Figure content listings
>> START

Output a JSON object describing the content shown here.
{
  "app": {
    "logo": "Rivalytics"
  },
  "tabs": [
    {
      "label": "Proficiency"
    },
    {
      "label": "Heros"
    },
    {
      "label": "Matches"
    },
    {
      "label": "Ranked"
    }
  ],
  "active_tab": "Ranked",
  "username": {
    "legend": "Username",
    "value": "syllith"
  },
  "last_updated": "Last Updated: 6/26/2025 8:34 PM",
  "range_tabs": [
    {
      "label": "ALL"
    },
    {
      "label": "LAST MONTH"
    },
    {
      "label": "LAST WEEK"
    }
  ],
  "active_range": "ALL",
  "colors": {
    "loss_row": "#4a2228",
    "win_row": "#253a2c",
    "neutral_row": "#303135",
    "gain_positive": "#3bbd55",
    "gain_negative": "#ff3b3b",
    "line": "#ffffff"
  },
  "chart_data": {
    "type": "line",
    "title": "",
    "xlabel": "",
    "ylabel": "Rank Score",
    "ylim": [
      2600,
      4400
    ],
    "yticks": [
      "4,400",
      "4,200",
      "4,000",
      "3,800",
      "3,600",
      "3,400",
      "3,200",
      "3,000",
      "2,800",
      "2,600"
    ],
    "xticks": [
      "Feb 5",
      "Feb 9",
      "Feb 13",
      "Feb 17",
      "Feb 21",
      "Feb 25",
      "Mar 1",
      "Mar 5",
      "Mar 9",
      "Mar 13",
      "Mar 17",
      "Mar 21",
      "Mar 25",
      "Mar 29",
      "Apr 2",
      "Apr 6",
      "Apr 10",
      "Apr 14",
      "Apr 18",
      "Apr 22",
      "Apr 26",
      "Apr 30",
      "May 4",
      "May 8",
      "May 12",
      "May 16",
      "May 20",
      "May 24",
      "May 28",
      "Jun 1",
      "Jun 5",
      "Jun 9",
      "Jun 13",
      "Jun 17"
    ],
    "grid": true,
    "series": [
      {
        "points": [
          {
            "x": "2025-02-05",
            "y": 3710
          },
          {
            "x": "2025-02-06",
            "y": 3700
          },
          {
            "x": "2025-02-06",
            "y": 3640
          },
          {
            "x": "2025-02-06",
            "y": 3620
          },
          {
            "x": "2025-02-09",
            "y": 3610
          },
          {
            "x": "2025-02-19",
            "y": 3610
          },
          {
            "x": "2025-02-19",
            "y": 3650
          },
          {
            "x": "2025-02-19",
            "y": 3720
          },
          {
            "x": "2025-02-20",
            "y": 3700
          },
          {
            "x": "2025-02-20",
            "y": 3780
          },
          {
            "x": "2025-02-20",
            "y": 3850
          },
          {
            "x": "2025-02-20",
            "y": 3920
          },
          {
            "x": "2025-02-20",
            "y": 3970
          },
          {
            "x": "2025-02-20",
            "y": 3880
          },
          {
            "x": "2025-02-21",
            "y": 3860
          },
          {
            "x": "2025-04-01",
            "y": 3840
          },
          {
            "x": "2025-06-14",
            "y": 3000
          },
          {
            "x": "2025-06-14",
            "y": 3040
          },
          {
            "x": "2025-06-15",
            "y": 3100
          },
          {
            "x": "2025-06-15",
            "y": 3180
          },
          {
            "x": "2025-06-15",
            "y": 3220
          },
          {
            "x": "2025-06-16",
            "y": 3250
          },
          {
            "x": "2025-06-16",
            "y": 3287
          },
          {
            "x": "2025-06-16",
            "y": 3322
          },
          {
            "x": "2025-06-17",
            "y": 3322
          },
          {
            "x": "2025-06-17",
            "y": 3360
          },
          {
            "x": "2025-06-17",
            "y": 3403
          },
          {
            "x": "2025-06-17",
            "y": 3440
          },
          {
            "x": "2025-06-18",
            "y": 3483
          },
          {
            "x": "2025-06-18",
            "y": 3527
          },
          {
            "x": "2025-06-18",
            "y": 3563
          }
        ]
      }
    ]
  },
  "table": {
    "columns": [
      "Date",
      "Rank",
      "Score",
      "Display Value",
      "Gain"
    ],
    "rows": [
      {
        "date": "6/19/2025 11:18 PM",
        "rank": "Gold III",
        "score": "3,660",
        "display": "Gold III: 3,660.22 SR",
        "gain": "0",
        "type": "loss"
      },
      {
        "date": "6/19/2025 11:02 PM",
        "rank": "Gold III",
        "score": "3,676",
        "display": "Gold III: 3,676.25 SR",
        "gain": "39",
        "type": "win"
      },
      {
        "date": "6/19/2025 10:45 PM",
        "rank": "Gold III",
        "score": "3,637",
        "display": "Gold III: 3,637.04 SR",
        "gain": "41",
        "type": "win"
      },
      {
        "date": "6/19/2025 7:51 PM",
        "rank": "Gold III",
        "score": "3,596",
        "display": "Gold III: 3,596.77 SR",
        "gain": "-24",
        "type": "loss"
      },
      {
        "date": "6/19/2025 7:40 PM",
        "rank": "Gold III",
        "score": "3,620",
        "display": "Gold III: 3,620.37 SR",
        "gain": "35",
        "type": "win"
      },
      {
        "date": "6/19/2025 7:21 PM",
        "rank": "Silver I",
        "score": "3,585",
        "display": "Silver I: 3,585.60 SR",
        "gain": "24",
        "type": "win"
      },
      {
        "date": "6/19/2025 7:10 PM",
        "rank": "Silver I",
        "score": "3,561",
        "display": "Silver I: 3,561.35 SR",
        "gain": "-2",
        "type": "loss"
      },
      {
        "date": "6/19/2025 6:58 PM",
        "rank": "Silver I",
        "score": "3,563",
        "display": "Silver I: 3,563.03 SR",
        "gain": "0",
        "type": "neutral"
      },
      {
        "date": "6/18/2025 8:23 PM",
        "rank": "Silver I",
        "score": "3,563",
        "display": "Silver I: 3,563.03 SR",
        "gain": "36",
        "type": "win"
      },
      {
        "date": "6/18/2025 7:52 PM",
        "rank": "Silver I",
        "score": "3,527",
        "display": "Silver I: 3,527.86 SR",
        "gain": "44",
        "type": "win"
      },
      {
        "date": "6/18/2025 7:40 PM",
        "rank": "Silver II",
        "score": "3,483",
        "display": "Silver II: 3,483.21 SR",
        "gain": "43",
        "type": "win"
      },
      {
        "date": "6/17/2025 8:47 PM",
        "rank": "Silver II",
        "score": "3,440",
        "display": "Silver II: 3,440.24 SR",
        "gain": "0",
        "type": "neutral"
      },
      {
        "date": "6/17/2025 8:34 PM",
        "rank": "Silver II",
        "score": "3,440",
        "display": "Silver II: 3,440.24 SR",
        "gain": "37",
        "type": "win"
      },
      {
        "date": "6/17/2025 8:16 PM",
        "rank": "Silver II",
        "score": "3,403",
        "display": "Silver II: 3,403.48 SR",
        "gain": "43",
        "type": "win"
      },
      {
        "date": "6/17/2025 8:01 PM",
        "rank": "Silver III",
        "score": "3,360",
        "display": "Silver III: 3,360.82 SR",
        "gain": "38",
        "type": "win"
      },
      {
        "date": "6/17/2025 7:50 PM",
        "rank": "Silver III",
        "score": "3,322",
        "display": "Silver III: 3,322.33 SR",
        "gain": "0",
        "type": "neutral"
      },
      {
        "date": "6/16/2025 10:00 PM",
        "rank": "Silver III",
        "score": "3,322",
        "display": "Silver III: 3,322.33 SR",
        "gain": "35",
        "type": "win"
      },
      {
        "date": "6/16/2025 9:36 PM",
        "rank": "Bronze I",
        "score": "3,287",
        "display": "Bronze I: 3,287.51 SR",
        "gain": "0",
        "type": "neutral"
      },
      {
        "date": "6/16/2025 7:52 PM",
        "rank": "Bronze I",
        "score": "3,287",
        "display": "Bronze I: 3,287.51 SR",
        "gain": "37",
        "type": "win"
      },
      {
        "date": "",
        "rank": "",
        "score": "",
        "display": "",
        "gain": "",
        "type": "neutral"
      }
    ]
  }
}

>> END

TASK TO CARRY OUT — Set down each entry again, unchanged.

FULL RESPONSE —
Output a JSON object describing the content shown here.
{
  "app": {
    "logo": "Rivalytics"
  },
  "tabs": [
    {
      "label": "Proficiency"
    },
    {
      "label": "Heros"
    },
    {
      "label": "Matches"
    },
    {
      "label": "Ranked"
    }
  ],
  "active_tab": "Ranked",
  "username": {
    "legend": "Username",
    "value": "syllith"
  },
  "last_updated": "Last Updated: 6/26/2025 8:34 PM",
  "range_tabs": [
    {
      "label": "ALL"
    },
    {
      "label": "LAST MONTH"
    },
    {
      "label": "LAST WEEK"
    }
  ],
  "active_range": "ALL",
  "colors": {
    "loss_row": "#4a2228",
    "win_row": "#253a2c",
    "neutral_row": "#303135",
    "gain_positive": "#3bbd55",
    "gain_negative": "#ff3b3b",
    "line": "#ffffff"
  },
  "chart_data": {
    "type": "line",
    "title": "",
    "xlabel": "",
    "ylabel": "Rank Score",
    "ylim": [
      2600,
      4400
    ],
    "yticks": [
      "4,400",
      "4,200",
      "4,000",
      "3,800",
      "3,600",
      "3,400",
      "3,200",
      "3,000",
      "2,800",
      "2,600"
    ],
    "xticks": [
      "Feb 5",
      "Feb 9",
      "Feb 13",
      "Feb 17",
      "Feb 21",
      "Feb 25",
      "Mar 1",
      "Mar 5",
      "Mar 9",
      "Mar 13",
      "Mar 17",
      "Mar 21",
      "Mar 25",
      "Mar 29",
      "Apr 2",
      "Apr 6",
      "Apr 10",
      "Apr 14",
      "Apr 18",
      "Apr 22",
      "Apr 26",
      "Apr 30",
      "May 4",
      "May 8",
      "May 12",
      "May 16",
      "May 20",
      "May 24",
      "May 28",
      "Jun 1",
      "Jun 5",
      "Jun 9",
      "Jun 13",
      "Jun 17"
    ],
    "grid": true,
    "series": [
      {
        "points": [
          {
            "x": "2025-02-05",
            "y": 3710
          },
          {
            "x": "2025-02-06",
            "y": 3700
          },
          {
            "x": "2025-02-06",
            "y": 3640
          },
          {
            "x": "2025-02-06",
            "y": 3620
          },
          {
            "x": "2025-02-09",
            "y": 3610
          },
          {
            "x": "2025-02-19",
            "y": 3610
          },
          {
            "x": "2025-02-19",
            "y": 3650
          },
          {
            "x": "2025-02-19",
            "y": 3720
          },
          {
            "x": "2025-02-20",
            "y": 3700
          },
          {
            "x": "2025-02-20",
            "y": 3780
          },
          {
            "x": "2025-02-20",
            "y": 3850
          },
          {
            "x": "2025-02-20",
            "y": 3920
          },
          {
            "x": "2025-02-20",
            "y": 3970
          },
          {
            "x": "2025-02-20",
            "y": 3880
          },
          {
            "x": "2025-02-21",
            "y": 3860
          },
          {
            "x": "2025-04-01",
            "y": 3840
          },
          {
            "x": "2025-06-14",
            "y": 3000
          },
          {
            "x": "2025-06-14",
            "y": 3040
          },
          {
            "x": "2025-06-15",
            "y": 3100
          },
          {
            "x": "2025-06-15",
            "y": 3180
          },
          {
            "x": "2025-06-15",
            "y": 3220
          },
          {
            "x": "2025-06-16",
            "y": 3250
          },
          {
            "x": "2025-06-16",
            "y": 3287
          },
          {
            "x": "2025-06-16",
            "y": 3322
          },
          {
            "x": "2025-06-17",
            "y": 3322
          },
          {
            "x": "2025-06-17",
            "y": 3360
          },
          {
            "x": "2025-06-17",
            "y": 3403
          },
          {
            "x": "2025-06-17",
            "y": 3440
          },
          {
            "x": "2025-06-18",
            "y": 3483
          },
          {
            "x": "2025-06-18",
            "y": 3527
          },
          {
            "x": "2025-06-18",
            "y": 3563
          }
        ]
      }
    ]
  },
  "table": {
    "columns": [
      "Date",
      "Rank",
      "Score",
      "Display Value",
      "Gain"
    ],
    "rows": [
      {
        "date": "6/19/2025 11:18 PM",
        "rank": "Gold III",
        "score": "3,660",
        "display": "Gold III: 3,660.22 SR",
        "gain": "0",
        "type": "loss"
      },
      {
        "date": "6/19/2025 11:02 PM",
        "rank": "Gold III",
        "score": "3,676",
        "display": "Gold III: 3,676.25 SR",
        "gain": "39",
        "type": "win"
      },
      {
        "date": "6/19/2025 10:45 PM",
        "rank": "Gold III",
        "score": "3,637",
        "display": "Gold III: 3,637.04 SR",
        "gain": "41",
        "type": "win"
      },
      {
        "date": "6/19/2025 7:51 PM",
        "rank": "Gold III",
        "score": "3,596",
        "display": "Gold III: 3,596.77 SR",
        "gain": "-24",
        "type": "loss"
      },
      {
        "date": "6/19/2025 7:40 PM",
        "rank": "Gold III",
        "score": "3,620",
        "display": "Gold III: 3,620.37 SR",
        "gain": "35",
        "type": "win"
      },
      {
        "date": "6/19/2025 7:21 PM",
        "rank": "Silver I",
        "score": "3,585",
        "display": "Silver I: 3,585.60 SR",
        "gain": "24",
        "type": "win"
      },
      {
        "date": "6/19/2025 7:10 PM",
        "rank": "Silver I",
        "score": "3,561",
        "display": "Silver I: 3,561.35 SR",
        "gain": "-2",
        "type": "loss"
      },
      {
        "date": "6/19/2025 6:58 PM",
        "rank": "Silver I",
        "score": "3,563",
        "display": "Silver I: 3,563.03 SR",
        "gain": "0",
        "type": "neutral"
      },
      {
        "date": "6/18/2025 8:23 PM",
        "rank": "Silver I",
        "score": "3,563",
        "display": "Silver I: 3,563.03 SR",
        "gain": "36",
        "type": "win"
      },
      {
        "date": "6/18/2025 7:52 PM",
        "rank": "Silver I",
        "score": "3,527",
        "display": "Silver I: 3,527.86 SR",
        "gain": "44",
        "type": "win"
      },
      {
        "date": "6/18/2025 7:40 PM",
        "rank": "Silver II",
        "score": "3,483",
        "display": "Silver II: 3,483.21 SR",
        "gain": "43",
        "type": "win"
      },
      {
        "date": "6/17/2025 8:47 PM",
        "rank": "Silver II",
        "score": "3,440",
        "display": "Silver II: 3,440.24 SR",
        "gain": "0",
        "type": "neutral"
      },
      {
        "date": "6/17/2025 8:34 PM",
        "rank": "Silver II",
        "score": "3,440",
        "display": "Silver II: 3,440.24 SR",
        "gain": "37",
        "type": "win"
      },
      {
        "date": "6/17/2025 8:16 PM",
        "rank": "Silver II",
        "score": "3,403",
        "display": "Silver II: 3,403.48 SR",
        "gain": "43",
        "type": "win"
      },
      {
        "date": "6/17/2025 8:01 PM",
        "rank": "Silver III",
        "score": "3,360",
        "display": "Silver III: 3,360.82 SR",
        "gain": "38",
        "type": "win"
      },
      {
        "date": "6/17/2025 7:50 PM",
        "rank": "Silver III",
        "score": "3,322",
        "display": "Silver III: 3,322.33 SR",
        "gain": "0",
        "type": "neutral"
      },
      {
        "date": "6/16/2025 10:00 PM",
        "rank": "Silver III",
        "score": "3,322",
        "display": "Silver III: 3,322.33 SR",
        "gain": "35",
        "type": "win"
      },
      {
        "date": "6/16/2025 9:36 PM",
        "rank": "Bronze I",
        "score": "3,287",
        "display": "Bronze I: 3,287.51 SR",
        "gain": "0",
        "type": "neutral"
      },
      {
        "date": "6/16/2025 7:52 PM",
        "rank": "Bronze I",
        "score": "3,287",
        "display": "Bronze I: 3,287.51 SR",
        "gain": "37",
        "type": "win"
      },
      {
        "date": "",
        "rank": "",
        "score": "",
        "display": "",
        "gain": "",
        "type": "neutral"
      }
    ]
  }
}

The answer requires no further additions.